Copy out all the data, word for word.

** Begin Records for the exercise **

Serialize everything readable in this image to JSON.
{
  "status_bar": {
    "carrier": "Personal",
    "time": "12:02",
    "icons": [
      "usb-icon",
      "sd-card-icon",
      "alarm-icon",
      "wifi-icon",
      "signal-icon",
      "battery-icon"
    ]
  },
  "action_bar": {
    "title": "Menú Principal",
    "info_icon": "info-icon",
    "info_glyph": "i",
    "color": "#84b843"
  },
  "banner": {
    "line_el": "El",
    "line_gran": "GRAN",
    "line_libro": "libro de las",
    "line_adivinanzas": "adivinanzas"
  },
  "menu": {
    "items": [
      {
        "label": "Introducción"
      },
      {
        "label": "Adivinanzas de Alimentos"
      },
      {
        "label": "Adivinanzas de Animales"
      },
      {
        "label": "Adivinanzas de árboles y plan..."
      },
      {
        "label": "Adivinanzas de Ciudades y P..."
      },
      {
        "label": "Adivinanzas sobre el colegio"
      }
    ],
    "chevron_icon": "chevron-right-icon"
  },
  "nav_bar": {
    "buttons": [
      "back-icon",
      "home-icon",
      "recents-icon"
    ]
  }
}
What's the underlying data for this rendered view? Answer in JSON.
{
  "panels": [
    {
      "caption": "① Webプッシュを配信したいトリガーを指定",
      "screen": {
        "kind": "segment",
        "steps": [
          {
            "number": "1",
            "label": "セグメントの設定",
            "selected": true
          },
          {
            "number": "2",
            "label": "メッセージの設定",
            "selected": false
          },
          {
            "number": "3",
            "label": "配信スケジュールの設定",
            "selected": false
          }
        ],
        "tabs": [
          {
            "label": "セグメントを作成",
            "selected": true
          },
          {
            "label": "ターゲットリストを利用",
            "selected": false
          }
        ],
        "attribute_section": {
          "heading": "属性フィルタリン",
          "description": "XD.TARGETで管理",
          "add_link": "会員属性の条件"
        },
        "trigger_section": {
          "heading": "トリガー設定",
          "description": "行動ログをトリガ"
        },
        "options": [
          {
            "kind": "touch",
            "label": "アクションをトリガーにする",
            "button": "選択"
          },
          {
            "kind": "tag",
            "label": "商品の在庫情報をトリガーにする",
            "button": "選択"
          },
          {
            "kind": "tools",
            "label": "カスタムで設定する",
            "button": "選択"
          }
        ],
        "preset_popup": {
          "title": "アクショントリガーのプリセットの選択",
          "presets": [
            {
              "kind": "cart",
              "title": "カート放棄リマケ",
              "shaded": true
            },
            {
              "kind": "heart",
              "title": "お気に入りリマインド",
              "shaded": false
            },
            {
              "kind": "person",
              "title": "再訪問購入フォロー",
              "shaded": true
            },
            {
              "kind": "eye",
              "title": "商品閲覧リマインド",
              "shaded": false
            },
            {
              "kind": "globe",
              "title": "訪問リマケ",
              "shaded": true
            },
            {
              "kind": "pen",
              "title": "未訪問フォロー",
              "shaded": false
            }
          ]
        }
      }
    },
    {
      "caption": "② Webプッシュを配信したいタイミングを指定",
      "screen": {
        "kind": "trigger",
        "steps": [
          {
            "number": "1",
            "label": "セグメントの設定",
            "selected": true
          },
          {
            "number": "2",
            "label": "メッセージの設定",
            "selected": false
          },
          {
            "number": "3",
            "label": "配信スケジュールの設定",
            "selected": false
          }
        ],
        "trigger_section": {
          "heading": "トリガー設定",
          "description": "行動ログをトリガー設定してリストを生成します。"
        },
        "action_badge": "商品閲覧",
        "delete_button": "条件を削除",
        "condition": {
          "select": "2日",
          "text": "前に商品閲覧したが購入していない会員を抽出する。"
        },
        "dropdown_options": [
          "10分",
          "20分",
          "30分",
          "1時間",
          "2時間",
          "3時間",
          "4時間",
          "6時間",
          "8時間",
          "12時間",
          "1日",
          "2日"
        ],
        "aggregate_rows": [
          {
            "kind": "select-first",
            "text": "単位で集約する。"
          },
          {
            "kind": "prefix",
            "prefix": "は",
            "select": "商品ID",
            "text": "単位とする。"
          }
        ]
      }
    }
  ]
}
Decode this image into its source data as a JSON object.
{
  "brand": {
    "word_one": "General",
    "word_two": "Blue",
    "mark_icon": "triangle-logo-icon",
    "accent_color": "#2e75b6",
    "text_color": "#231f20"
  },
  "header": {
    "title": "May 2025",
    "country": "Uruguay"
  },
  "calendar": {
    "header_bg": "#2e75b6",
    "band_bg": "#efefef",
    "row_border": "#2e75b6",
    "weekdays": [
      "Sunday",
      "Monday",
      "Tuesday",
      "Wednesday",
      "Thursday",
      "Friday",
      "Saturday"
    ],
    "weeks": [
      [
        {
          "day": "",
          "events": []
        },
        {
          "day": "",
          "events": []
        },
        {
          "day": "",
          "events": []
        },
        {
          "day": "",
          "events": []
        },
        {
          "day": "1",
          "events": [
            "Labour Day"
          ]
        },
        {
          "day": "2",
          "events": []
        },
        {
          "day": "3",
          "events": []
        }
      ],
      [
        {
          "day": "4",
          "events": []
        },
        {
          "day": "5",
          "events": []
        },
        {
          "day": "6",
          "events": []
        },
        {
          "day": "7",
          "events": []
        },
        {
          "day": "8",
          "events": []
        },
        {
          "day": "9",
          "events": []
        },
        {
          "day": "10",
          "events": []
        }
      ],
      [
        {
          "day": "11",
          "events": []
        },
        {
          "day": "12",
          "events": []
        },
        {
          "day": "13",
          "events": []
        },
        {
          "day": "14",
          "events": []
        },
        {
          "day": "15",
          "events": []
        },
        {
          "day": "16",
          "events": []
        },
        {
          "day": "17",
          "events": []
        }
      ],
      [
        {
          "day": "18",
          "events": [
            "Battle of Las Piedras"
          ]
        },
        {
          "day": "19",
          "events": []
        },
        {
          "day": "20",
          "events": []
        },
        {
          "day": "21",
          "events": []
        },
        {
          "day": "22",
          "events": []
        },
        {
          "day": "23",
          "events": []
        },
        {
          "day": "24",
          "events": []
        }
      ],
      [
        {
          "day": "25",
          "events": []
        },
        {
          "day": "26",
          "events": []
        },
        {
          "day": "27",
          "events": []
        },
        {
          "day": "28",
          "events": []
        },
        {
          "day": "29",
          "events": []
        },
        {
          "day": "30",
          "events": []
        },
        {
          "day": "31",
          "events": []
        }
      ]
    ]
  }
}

** End Records for the exercise **

> **Complete output**
Serialize everything readable in this image to JSON.
{
  "status_bar": {
    "carrier": "Personal",
    "time": "12:02",
    "icons": [
      "usb-icon",
      "sd-card-icon",
      "alarm-icon",
      "wifi-icon",
      "signal-icon",
      "battery-icon"
    ]
  },
  "action_bar": {
    "title": "Menú Principal",
    "info_icon": "info-icon",
    "info_glyph": "i",
    "color": "#84b843"
  },
  "banner": {
    "line_el": "El",
    "line_gran": "GRAN",
    "line_libro": "libro de las",
    "line_adivinanzas": "adivinanzas"
  },
  "menu": {
    "items": [
      {
        "label": "Introducción"
      },
      {
        "label": "Adivinanzas de Alimentos"
      },
      {
        "label": "Adivinanzas de Animales"
      },
      {
        "label": "Adivinanzas de árboles y plan..."
      },
      {
        "label": "Adivinanzas de Ciudades y P..."
      },
      {
        "label": "Adivinanzas sobre el colegio"
      }
    ],
    "chevron_icon": "chevron-right-icon"
  },
  "nav_bar": {
    "buttons": [
      "back-icon",
      "home-icon",
      "recents-icon"
    ]
  }
}
What's the underlying data for this rendered view? Answer in JSON.
{
  "panels": [
    {
      "caption": "① Webプッシュを配信したいトリガーを指定",
      "screen": {
        "kind": "segment",
        "steps": [
          {
            "number": "1",
            "label": "セグメントの設定",
            "selected": true
          },
          {
            "number": "2",
            "label": "メッセージの設定",
            "selected": false
          },
          {
            "number": "3",
            "label": "配信スケジュールの設定",
            "selected": false
          }
        ],
        "tabs": [
          {
            "label": "セグメントを作成",
            "selected": true
          },
          {
            "label": "ターゲットリストを利用",
            "selected": false
          }
        ],
        "attribute_section": {
          "heading": "属性フィルタリン",
          "description": "XD.TARGETで管理",
          "add_link": "会員属性の条件"
        },
        "trigger_section": {
          "heading": "トリガー設定",
          "description": "行動ログをトリガ"
        },
        "options": [
          {
            "kind": "touch",
            "label": "アクションをトリガーにする",
            "button": "選択"
          },
          {
            "kind": "tag",
            "label": "商品の在庫情報をトリガーにする",
            "button": "選択"
          },
          {
            "kind": "tools",
            "label": "カスタムで設定する",
            "button": "選択"
          }
        ],
        "preset_popup": {
          "title": "アクショントリガーのプリセットの選択",
          "presets": [
            {
              "kind": "cart",
              "title": "カート放棄リマケ",
              "shaded": true
            },
            {
              "kind": "heart",
              "title": "お気に入りリマインド",
              "shaded": false
            },
            {
              "kind": "person",
              "title": "再訪問購入フォロー",
              "shaded": true
            },
            {
              "kind": "eye",
              "title": "商品閲覧リマインド",
              "shaded": false
            },
            {
              "kind": "globe",
              "title": "訪問リマケ",
              "shaded": true
            },
            {
              "kind": "pen",
              "title": "未訪問フォロー",
              "shaded": false
            }
          ]
        }
      }
    },
    {
      "caption": "② Webプッシュを配信したいタイミングを指定",
      "screen": {
        "kind": "trigger",
        "steps": [
          {
            "number": "1",
            "label": "セグメントの設定",
            "selected": true
          },
          {
            "number": "2",
            "label": "メッセージの設定",
            "selected": false
          },
          {
            "number": "3",
            "label": "配信スケジュールの設定",
            "selected": false
          }
        ],
        "trigger_section": {
          "heading": "トリガー設定",
          "description": "行動ログをトリガー設定してリストを生成します。"
        },
        "action_badge": "商品閲覧",
        "delete_button": "条件を削除",
        "condition": {
          "select": "2日",
          "text": "前に商品閲覧したが購入していない会員を抽出する。"
        },
        "dropdown_options": [
          "10分",
          "20分",
          "30分",
          "1時間",
          "2時間",
          "3時間",
          "4時間",
          "6時間",
          "8時間",
          "12時間",
          "1日",
          "2日"
        ],
        "aggregate_rows": [
          {
            "kind": "select-first",
            "text": "単位で集約する。"
          },
          {
            "kind": "prefix",
            "prefix": "は",
            "select": "商品ID",
            "text": "単位とする。"
          }
        ]
      }
    }
  ]
}
Decode this image into its source data as a JSON object.
{
  "brand": {
    "word_one": "General",
    "word_two": "Blue",
    "mark_icon": "triangle-logo-icon",
    "accent_color": "#2e75b6",
    "text_color": "#231f20"
  },
  "header": {
    "title": "May 2025",
    "country": "Uruguay"
  },
  "calendar": {
    "header_bg": "#2e75b6",
    "band_bg": "#efefef",
    "row_border": "#2e75b6",
    "weekdays": [
      "Sunday",
      "Monday",
      "Tuesday",
      "Wednesday",
      "Thursday",
      "Friday",
      "Saturday"
    ],
    "weeks": [
      [
        {
          "day": "",
          "events": []
        },
        {
          "day": "",
          "events": []
        },
        {
          "day": "",
          "events": []
        },
        {
          "day": "",
          "events": []
        },
        {
          "day": "1",
          "events": [
            "Labour Day"
          ]
        },
        {
          "day": "2",
          "events": []
        },
        {
          "day": "3",
          "events": []
        }
      ],
      [
        {
          "day": "4",
          "events": []
        },
        {
          "day": "5",
          "events": []
        },
        {
          "day": "6",
          "events": []
        },
        {
          "day": "7",
          "events": []
        },
        {
          "day": "8",
          "events": []
        },
        {
          "day": "9",
          "events": []
        },
        {
          "day": "10",
          "events": []
        }
      ],
      [
        {
          "day": "11",
          "events": []
        },
        {
          "day": "12",
          "events": []
        },
        {
          "day": "13",
          "events": []
        },
        {
          "day": "14",
          "events": []
        },
        {
          "day": "15",
          "events": []
        },
        {
          "day": "16",
          "events": []
        },
        {
          "day": "17",
          "events": []
        }
      ],
      [
        {
          "day": "18",
          "events": [
            "Battle of Las Piedras"
          ]
        },
        {
          "day": "19",
          "events": []
        },
        {
          "day": "20",
          "events": []
        },
        {
          "day": "21",
          "events": []
        },
        {
          "day": "22",
          "events": []
        },
        {
          "day": "23",
          "events": []
        },
        {
          "day": "24",
          "events": []
        }
      ],
      [
        {
          "day": "25",
          "events": []
        },
        {
          "day": "26",
          "events": []
        },
        {
          "day": "27",
          "events": []
        },
        {
          "day": "28",
          "events": []
        },
        {
          "day": "29",
          "events": []
        },
        {
          "day": "30",
          "events": []
        },
        {
          "day": "31",
          "events": []
        }
      ]
    ]
  }
}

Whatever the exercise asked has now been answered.